Written instruction =
Using the listing below, extract each line that has the word "text" in it.

Supplied entries =
------------------------------------

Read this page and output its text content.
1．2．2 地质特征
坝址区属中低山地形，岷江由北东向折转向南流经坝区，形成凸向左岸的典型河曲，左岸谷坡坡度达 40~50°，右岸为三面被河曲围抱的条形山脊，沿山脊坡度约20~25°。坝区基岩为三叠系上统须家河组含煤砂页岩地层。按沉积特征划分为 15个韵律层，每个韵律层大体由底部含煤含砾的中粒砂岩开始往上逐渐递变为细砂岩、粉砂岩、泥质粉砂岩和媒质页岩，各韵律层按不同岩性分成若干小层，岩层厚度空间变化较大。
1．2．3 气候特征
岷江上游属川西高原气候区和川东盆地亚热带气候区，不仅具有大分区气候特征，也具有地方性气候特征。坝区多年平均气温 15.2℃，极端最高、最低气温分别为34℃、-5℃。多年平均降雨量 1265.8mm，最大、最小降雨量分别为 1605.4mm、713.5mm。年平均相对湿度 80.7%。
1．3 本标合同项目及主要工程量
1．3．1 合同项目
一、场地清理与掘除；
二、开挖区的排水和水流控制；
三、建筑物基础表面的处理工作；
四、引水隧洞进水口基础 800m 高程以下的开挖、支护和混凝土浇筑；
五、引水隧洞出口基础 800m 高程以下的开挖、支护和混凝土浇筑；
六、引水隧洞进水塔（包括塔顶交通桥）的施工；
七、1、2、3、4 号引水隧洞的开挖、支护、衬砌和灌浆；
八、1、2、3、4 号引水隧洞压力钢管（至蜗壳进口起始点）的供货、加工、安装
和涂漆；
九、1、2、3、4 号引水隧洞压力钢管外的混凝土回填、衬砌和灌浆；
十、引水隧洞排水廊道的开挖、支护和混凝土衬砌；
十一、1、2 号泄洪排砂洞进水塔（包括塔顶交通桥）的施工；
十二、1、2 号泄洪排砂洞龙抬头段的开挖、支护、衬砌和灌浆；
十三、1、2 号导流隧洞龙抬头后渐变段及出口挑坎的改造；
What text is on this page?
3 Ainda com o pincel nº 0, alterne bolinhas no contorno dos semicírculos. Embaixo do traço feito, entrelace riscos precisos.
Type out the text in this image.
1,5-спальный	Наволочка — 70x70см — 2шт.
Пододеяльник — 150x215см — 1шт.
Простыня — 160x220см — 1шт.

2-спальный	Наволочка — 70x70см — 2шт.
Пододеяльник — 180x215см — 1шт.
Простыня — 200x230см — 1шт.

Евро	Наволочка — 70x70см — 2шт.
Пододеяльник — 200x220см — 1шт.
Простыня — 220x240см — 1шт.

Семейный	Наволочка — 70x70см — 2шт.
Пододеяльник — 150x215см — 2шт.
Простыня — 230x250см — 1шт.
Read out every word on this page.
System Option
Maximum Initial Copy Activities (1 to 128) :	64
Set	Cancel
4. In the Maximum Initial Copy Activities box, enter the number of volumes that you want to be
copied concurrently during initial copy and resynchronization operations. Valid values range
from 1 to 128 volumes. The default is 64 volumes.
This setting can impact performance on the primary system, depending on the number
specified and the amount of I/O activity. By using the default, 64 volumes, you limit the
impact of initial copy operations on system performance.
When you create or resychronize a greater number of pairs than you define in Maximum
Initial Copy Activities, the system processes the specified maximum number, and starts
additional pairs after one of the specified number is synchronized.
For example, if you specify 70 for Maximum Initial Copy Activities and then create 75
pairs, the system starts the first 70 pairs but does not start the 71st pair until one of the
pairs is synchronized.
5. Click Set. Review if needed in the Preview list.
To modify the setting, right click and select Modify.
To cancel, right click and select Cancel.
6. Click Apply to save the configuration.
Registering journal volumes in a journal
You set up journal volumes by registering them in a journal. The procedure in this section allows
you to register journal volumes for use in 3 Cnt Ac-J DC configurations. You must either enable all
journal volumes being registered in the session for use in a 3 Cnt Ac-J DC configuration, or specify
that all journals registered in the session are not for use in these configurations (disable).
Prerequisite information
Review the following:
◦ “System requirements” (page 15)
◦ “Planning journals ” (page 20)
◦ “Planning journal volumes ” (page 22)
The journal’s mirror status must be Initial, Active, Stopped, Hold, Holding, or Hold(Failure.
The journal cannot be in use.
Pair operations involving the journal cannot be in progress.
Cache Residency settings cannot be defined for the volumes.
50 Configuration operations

------------------------------------

Response for this exercise =
Read this page and output its text content.
What text is on this page?
Type out the text in this image.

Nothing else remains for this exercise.